Instruction - Find the word "series" in the listing; pull out each line holding it.

[BEGIN Data section]

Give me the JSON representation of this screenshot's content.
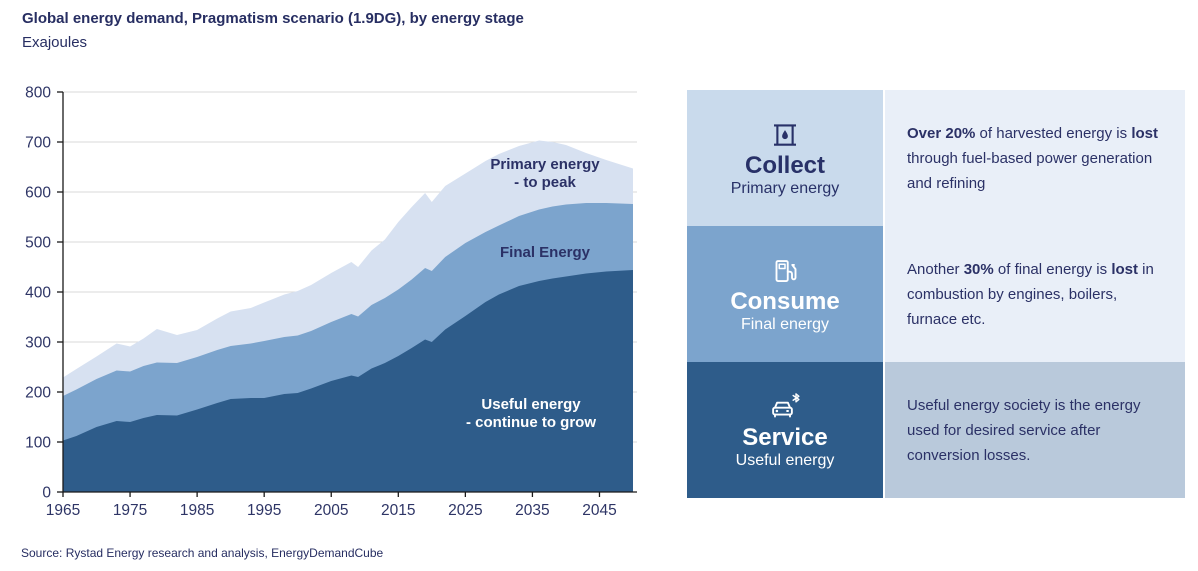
{
  "header": {
    "title": "Global energy demand, Pragmatism scenario (1.9DG), by energy stage",
    "subtitle": "Exajoules"
  },
  "footer": {
    "source": "Source: Rystad Energy research and analysis, EnergyDemandCube"
  },
  "colors": {
    "primary_area": "#D7E1F1",
    "final_area": "#7CA4CD",
    "useful_area": "#2E5C8A",
    "navy_text": "#272E62",
    "axis_label": "#2E3566",
    "gridline": "#D9D9D9",
    "axis_line": "#1a1a1a",
    "collect_tile": "#C9DAEC",
    "consume_tile": "#7CA4CD",
    "service_tile": "#2E5C8A",
    "light_desc_bg": "#E9EFF8",
    "service_desc_bg": "#B9C9DB"
  },
  "chart_data": {
    "type": "area",
    "title": "Global energy demand, Pragmatism scenario (1.9DG), by energy stage",
    "ylabel": "Exajoules",
    "xlabel": "",
    "ylim": [
      0,
      800
    ],
    "xlim": [
      1965,
      2050
    ],
    "grid": true,
    "y_ticks": [
      0,
      100,
      200,
      300,
      400,
      500,
      600,
      700,
      800
    ],
    "x_ticks": [
      1965,
      1975,
      1985,
      1995,
      2005,
      2015,
      2025,
      2035,
      2045
    ],
    "note": "series values are cumulative stack tops in exajoules; painted in listed order",
    "x": [
      1965,
      1967,
      1970,
      1973,
      1975,
      1977,
      1979,
      1982,
      1985,
      1988,
      1990,
      1993,
      1995,
      1998,
      2000,
      2002,
      2005,
      2008,
      2009,
      2011,
      2013,
      2015,
      2017,
      2019,
      2020,
      2022,
      2025,
      2028,
      2030,
      2033,
      2036,
      2038,
      2040,
      2043,
      2046,
      2050
    ],
    "series": [
      {
        "name": "Primary energy",
        "color": "#D7E1F1",
        "values": [
          229,
          246,
          271,
          297,
          291,
          307,
          326,
          314,
          324,
          347,
          361,
          368,
          379,
          395,
          402,
          414,
          438,
          460,
          450,
          483,
          505,
          540,
          570,
          598,
          580,
          612,
          637,
          662,
          676,
          692,
          703,
          700,
          694,
          678,
          664,
          647
        ]
      },
      {
        "name": "Final energy",
        "color": "#7CA4CD",
        "values": [
          192,
          205,
          226,
          243,
          241,
          252,
          259,
          258,
          270,
          284,
          292,
          297,
          302,
          310,
          313,
          322,
          340,
          356,
          351,
          374,
          388,
          405,
          425,
          448,
          442,
          470,
          498,
          520,
          533,
          552,
          565,
          571,
          575,
          578,
          578,
          576
        ]
      },
      {
        "name": "Useful energy",
        "color": "#2E5C8A",
        "values": [
          103,
          112,
          130,
          142,
          140,
          148,
          154,
          153,
          165,
          178,
          186,
          188,
          188,
          196,
          198,
          207,
          222,
          233,
          230,
          247,
          258,
          272,
          288,
          305,
          300,
          325,
          352,
          380,
          395,
          412,
          422,
          427,
          431,
          437,
          441,
          444
        ]
      }
    ],
    "annotations": {
      "primary": {
        "line1": "Primary energy",
        "line2": "- to peak"
      },
      "final": {
        "line1": "Final Energy"
      },
      "useful": {
        "line1": "Useful energy",
        "line2": "- continue to grow"
      }
    }
  },
  "panel": {
    "rows": [
      {
        "stage": "Collect",
        "energy": "Primary energy",
        "icon": "oil-barrel-icon",
        "description": "**Over 20%** of harvested energy is **lost** through fuel-based power generation and refining"
      },
      {
        "stage": "Consume",
        "energy": "Final energy",
        "icon": "fuel-pump-icon",
        "description": "Another **30%** of final energy is **lost** in combustion by engines, boilers, furnace etc."
      },
      {
        "stage": "Service",
        "energy": "Useful energy",
        "icon": "connected-car-icon",
        "description": "Useful energy society is the energy used for desired service after conversion losses."
      }
    ]
  }
}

[END Data section]

Task answer -
    "note": "series values are cumulative stack tops in exajoules; painted in listed order",
    "series": [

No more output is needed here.